[WHAT YOU HAVE TO DO] Look through the records below and collect all lines that hold the string "пожалуйста".
"""
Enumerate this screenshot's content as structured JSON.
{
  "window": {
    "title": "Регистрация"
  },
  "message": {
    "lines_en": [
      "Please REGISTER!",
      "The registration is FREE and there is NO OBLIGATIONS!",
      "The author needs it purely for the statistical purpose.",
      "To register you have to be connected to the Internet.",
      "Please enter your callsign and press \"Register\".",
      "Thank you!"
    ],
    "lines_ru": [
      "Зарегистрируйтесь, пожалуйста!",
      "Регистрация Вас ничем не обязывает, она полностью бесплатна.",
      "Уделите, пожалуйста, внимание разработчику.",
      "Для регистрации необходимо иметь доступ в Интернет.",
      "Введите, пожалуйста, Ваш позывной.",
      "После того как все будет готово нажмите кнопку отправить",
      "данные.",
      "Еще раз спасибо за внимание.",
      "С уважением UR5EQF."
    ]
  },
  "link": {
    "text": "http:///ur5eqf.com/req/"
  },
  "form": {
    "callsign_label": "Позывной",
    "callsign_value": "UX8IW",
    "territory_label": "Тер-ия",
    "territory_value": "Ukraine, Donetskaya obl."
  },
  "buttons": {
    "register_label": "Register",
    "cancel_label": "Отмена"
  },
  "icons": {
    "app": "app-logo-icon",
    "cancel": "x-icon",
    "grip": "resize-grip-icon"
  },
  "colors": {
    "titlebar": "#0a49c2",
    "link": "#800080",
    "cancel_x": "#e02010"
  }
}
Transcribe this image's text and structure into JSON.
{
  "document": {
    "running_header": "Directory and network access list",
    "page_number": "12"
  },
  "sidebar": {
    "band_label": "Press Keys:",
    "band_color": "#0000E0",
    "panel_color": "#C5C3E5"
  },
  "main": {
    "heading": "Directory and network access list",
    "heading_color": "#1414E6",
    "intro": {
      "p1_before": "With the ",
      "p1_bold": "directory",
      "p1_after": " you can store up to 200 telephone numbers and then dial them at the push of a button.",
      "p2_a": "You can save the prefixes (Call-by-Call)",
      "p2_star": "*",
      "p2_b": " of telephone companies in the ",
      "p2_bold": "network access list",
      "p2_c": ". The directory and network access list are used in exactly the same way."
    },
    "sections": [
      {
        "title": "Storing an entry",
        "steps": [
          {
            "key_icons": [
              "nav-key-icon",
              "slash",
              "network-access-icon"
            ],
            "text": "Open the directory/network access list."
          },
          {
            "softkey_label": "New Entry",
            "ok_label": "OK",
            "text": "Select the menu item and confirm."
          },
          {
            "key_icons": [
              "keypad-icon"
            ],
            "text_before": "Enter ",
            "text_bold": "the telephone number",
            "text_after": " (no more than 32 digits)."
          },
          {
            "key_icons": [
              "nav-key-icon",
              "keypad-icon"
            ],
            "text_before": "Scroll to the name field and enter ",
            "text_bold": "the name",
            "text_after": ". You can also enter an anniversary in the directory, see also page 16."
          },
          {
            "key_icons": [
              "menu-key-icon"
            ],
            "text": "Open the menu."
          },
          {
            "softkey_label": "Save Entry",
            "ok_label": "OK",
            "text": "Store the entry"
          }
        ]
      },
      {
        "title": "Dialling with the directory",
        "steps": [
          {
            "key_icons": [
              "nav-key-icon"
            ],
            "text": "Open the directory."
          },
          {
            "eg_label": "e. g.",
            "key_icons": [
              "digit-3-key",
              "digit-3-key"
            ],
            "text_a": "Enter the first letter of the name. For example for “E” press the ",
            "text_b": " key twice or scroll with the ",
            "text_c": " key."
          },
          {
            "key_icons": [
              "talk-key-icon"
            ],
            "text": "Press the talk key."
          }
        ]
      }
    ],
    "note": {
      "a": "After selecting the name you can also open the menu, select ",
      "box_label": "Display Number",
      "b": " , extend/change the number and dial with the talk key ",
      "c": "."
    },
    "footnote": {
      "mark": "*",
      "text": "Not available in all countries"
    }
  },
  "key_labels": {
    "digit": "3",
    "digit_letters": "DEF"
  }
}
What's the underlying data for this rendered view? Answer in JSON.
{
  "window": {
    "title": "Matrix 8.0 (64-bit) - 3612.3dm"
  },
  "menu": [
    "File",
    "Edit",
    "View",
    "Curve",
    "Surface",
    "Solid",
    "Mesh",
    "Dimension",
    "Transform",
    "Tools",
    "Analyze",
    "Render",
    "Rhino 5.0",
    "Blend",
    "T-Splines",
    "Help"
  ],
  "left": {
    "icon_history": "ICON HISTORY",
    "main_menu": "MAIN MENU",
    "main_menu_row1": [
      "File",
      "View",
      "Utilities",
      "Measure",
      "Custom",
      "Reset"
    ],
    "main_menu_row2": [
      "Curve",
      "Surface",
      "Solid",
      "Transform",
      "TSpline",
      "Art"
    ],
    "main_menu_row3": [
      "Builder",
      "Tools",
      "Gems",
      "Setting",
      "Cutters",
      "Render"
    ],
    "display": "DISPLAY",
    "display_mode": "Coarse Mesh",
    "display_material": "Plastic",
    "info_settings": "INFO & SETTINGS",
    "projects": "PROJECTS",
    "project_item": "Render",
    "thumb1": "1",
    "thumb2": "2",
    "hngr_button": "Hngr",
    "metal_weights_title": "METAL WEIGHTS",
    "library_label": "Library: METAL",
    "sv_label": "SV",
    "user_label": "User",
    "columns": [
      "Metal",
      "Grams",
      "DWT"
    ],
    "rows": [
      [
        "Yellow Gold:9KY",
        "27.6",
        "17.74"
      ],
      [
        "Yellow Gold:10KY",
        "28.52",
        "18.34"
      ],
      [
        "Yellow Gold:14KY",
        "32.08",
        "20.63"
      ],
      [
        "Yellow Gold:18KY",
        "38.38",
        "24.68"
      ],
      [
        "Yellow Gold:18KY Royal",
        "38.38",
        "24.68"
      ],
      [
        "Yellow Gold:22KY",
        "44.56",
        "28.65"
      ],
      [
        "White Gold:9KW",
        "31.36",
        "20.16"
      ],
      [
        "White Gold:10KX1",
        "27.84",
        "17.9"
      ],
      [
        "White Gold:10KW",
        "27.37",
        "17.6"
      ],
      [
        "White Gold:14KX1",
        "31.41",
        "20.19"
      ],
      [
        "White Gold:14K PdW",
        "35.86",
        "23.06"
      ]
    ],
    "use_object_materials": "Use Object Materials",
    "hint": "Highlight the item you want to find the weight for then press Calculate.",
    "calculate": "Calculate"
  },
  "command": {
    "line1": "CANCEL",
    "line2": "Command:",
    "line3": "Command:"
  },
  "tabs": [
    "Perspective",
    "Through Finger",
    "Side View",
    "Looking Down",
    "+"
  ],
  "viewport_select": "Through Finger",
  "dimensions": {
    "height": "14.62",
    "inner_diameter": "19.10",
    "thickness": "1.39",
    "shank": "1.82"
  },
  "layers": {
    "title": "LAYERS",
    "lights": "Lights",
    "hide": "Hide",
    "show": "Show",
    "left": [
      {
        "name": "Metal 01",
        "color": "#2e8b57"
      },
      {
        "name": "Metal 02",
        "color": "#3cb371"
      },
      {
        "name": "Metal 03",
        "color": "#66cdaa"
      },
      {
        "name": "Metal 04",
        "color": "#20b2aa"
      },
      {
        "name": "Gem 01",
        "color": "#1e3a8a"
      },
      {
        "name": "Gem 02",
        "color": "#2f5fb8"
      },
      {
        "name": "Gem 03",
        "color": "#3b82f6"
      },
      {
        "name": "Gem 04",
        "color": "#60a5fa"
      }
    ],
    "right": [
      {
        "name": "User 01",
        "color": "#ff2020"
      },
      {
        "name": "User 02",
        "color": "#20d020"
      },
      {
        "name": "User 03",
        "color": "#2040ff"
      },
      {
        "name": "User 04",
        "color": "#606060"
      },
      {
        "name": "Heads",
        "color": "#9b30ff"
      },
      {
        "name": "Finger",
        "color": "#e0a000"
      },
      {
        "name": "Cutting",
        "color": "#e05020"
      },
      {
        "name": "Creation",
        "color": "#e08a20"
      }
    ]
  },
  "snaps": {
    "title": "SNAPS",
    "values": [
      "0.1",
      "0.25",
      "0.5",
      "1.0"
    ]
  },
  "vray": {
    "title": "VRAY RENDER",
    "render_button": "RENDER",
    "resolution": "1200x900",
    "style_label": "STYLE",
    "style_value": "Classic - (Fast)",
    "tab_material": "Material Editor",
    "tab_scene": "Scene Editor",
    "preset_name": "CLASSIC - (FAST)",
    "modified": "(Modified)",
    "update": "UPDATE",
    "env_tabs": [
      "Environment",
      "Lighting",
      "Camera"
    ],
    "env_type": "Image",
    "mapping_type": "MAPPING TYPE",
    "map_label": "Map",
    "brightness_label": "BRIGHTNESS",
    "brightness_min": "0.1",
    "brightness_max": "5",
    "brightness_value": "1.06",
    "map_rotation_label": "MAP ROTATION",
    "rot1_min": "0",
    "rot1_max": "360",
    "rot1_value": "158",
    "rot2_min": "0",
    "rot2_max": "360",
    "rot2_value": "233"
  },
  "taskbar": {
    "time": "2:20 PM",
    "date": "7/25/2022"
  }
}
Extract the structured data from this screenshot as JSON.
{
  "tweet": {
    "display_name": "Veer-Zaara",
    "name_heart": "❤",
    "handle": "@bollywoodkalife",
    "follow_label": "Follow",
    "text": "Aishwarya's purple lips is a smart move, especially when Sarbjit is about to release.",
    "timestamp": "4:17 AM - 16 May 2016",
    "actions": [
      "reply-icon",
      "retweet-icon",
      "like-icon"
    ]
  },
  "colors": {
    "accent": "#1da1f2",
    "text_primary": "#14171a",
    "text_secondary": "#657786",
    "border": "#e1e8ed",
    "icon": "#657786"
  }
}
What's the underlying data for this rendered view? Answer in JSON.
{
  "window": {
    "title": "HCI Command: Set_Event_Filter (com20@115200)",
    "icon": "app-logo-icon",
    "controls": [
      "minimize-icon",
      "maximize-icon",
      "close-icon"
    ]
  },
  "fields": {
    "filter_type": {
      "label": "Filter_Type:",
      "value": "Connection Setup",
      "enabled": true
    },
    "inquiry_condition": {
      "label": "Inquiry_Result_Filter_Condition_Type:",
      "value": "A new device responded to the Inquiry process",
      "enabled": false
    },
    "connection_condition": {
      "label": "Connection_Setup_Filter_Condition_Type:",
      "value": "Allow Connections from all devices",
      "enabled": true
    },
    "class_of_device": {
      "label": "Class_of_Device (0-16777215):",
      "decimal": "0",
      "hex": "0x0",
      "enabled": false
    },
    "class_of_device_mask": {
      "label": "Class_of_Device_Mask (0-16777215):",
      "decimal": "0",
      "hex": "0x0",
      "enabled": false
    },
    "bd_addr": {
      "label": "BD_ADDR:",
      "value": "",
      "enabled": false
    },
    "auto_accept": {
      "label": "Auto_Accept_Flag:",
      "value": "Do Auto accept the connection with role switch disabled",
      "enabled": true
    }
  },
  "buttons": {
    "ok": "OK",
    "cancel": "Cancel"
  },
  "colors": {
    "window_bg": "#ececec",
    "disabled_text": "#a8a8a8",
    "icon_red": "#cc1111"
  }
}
"""
[REPLY]
      "Зарегистрируйтесь, пожалуйста!",
      "Уделите, пожалуйста, внимание разработчику.",
      "Введите, пожалуйста, Ваш позывной.",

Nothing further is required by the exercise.